#### GOAL:
Tell how many lines in these records contain the string "Esquistossomose", with only the number as the reply.

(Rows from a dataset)
····················

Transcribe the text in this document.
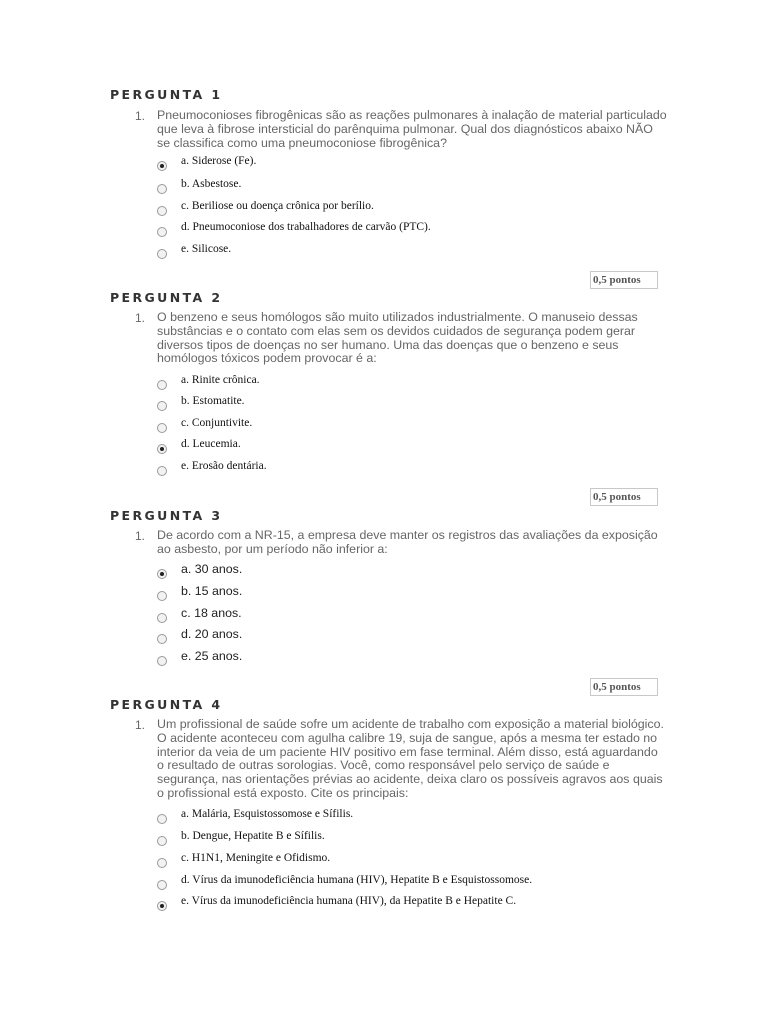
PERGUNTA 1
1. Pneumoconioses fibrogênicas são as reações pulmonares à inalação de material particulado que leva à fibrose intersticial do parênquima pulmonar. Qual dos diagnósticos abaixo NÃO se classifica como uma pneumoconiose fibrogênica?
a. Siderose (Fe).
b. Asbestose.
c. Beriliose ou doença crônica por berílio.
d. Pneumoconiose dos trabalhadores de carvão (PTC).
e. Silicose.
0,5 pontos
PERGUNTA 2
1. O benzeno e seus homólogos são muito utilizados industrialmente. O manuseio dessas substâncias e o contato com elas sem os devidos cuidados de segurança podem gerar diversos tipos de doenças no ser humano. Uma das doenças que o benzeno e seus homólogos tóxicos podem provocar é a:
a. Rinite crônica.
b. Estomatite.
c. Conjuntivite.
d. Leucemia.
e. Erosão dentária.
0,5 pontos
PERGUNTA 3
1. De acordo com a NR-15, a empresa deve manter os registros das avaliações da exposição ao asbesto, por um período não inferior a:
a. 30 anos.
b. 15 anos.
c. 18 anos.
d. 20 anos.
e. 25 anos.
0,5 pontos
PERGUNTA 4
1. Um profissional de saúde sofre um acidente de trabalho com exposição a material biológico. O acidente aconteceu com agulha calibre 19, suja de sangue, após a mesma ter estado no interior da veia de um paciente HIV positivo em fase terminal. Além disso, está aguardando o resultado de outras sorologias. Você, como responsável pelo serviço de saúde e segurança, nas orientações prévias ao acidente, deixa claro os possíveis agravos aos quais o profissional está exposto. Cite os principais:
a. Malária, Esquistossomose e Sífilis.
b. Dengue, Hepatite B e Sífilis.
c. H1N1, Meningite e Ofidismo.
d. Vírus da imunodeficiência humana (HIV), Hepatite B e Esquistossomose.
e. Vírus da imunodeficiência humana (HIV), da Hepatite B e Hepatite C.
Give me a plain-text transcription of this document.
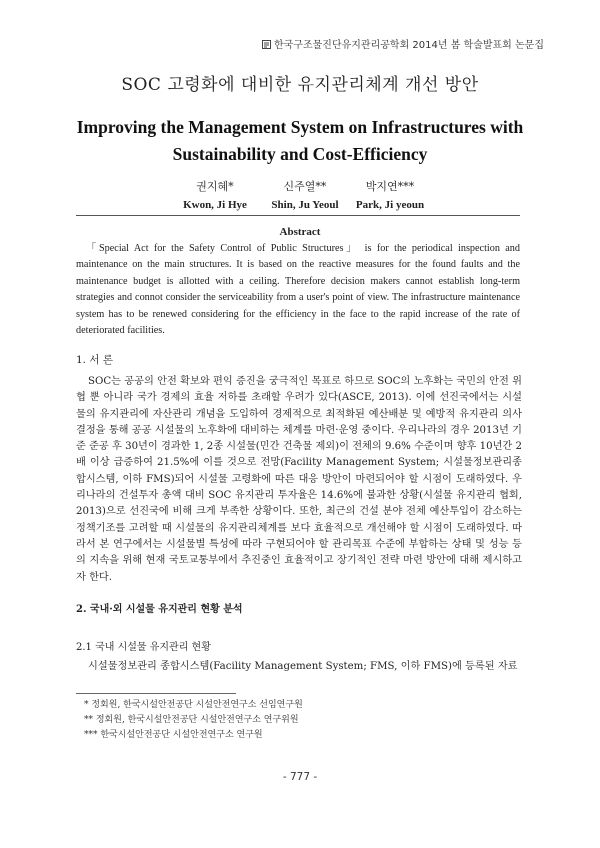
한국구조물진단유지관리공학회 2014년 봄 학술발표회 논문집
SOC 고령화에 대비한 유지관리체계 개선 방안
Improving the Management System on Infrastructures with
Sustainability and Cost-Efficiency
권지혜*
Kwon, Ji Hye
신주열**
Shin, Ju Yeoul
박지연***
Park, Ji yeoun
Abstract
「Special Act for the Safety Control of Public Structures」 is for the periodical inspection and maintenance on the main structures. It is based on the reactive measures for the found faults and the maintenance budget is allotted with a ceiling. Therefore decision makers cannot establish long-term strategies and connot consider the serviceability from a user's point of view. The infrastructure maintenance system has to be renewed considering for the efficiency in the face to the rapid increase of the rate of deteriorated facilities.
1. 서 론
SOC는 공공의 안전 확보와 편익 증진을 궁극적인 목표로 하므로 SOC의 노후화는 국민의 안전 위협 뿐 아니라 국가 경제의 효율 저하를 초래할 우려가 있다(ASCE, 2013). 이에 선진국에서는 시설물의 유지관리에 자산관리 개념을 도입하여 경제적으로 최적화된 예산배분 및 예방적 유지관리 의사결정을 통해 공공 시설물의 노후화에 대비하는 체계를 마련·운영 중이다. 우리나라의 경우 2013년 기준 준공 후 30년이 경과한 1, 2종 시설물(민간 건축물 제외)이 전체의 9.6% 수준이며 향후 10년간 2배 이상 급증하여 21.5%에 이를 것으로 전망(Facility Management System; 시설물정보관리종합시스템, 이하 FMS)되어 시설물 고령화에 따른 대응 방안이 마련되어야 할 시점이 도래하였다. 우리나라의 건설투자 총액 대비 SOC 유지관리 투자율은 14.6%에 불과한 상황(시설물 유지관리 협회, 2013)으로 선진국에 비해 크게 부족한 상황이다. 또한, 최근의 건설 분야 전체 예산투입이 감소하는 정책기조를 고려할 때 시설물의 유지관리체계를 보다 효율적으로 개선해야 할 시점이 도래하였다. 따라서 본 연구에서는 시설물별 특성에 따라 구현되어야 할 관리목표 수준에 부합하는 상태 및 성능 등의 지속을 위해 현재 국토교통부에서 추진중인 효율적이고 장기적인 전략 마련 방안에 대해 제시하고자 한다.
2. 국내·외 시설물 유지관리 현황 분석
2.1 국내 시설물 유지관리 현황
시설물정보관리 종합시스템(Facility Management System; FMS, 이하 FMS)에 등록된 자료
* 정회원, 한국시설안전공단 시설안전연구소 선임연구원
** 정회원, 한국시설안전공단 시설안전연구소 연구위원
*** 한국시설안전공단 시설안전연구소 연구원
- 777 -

····················

#### FULL OUTPUT:
2